Count each line in which the word "document" appears. Reply with the total and nothing more.

[Recorded data]
══════════

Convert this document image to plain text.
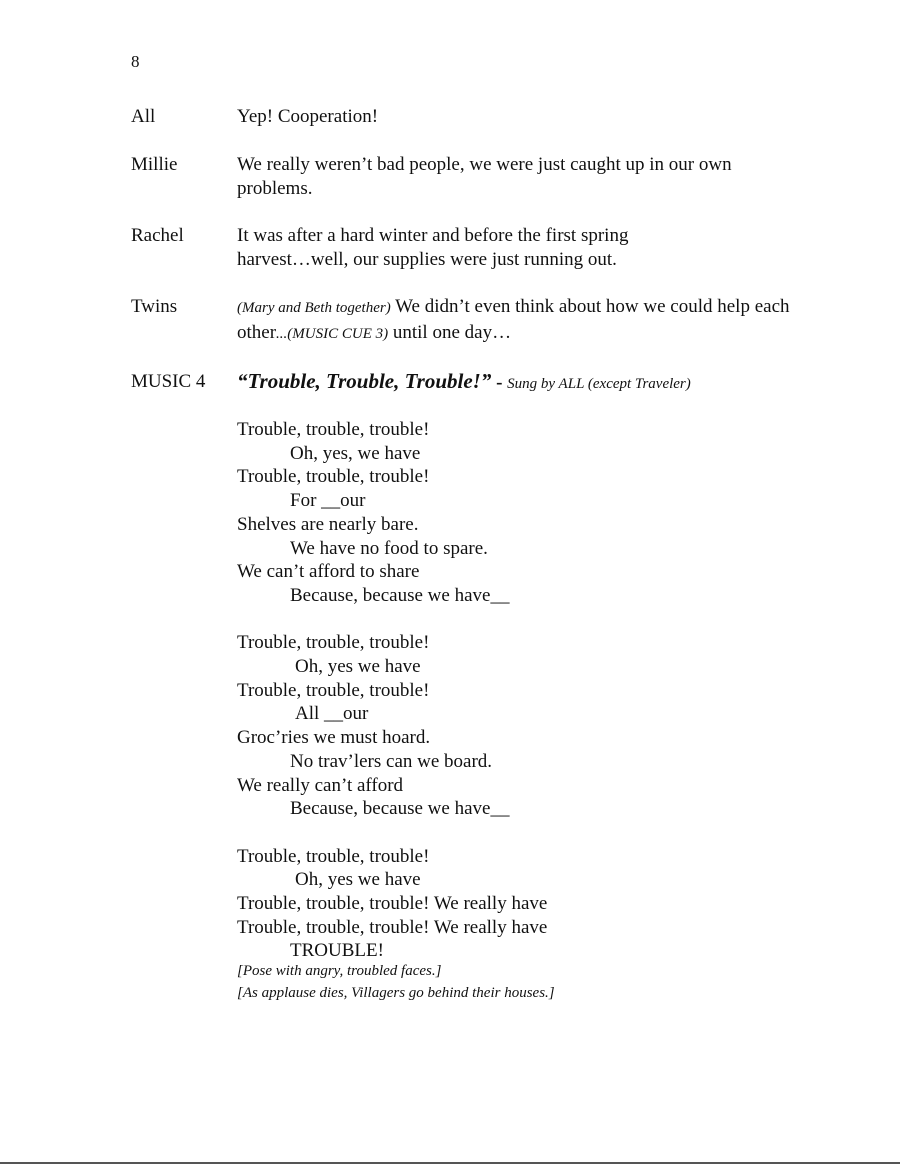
8
All	Yep! Cooperation!
Millie	We really weren’t bad people, we were just caught up in our own problems.
Rachel	It was after a hard winter and before the first spring
harvest…well, our supplies were just running out.
Twins	(Mary and Beth together) We didn’t even think about how we could help each other...(MUSIC CUE 3) until one day…
MUSIC 4 “Trouble, Trouble, Trouble!” - Sung by ALL (except Traveler)
Trouble, trouble, trouble!
Oh, yes, we have
Trouble, trouble, trouble!
For __our
Shelves are nearly bare.
We have no food to spare.
We can’t afford to share
Because, because we have__
Trouble, trouble, trouble!
Oh, yes we have
Trouble, trouble, trouble!
All __our
Groc’ries we must hoard.
No trav’lers can we board.
We really can’t afford
Because, because we have__
Trouble, trouble, trouble!
Oh, yes we have
Trouble, trouble, trouble! We really have
Trouble, trouble, trouble! We really have
TROUBLE!
[Pose with angry, troubled faces.]
[As applause dies, Villagers go behind their houses.]
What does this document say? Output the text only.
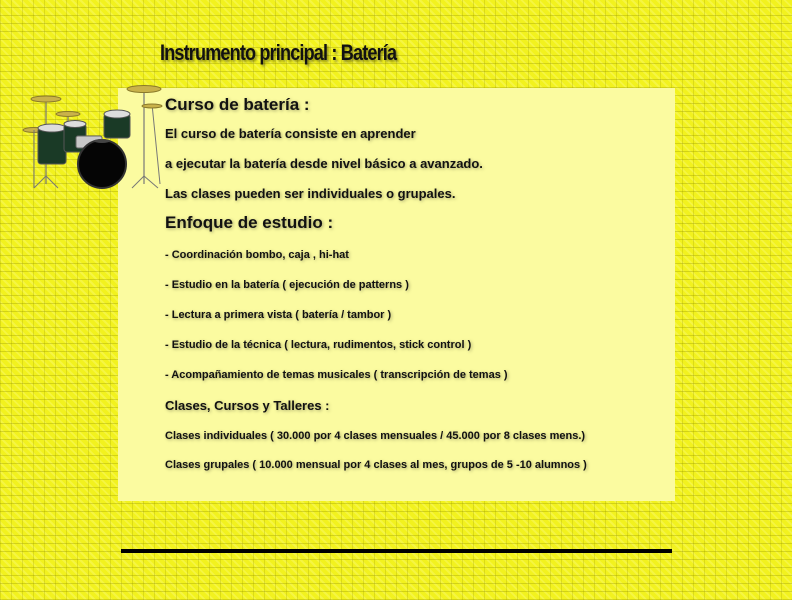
Instrumento principal : Batería
Curso de batería :
El curso de batería consiste en aprender
a ejecutar la batería desde nivel básico a avanzado.
Las clases pueden ser individuales o grupales.
Enfoque de estudio :
- Coordinación bombo, caja , hi-hat
- Estudio en la batería ( ejecución de patterns )
- Lectura a primera vista ( batería / tambor )
- Estudio de la técnica ( lectura, rudimentos, stick control )
- Acompañamiento de temas musicales ( transcripción de temas )
Clases, Cursos y Talleres :
Clases individuales ( 30.000 por 4 clases mensuales / 45.000 por 8 clases mens.)
Clases grupales ( 10.000 mensual por 4 clases al mes, grupos de 5 -10 alumnos )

══════════

▶ _Exercise answer_
2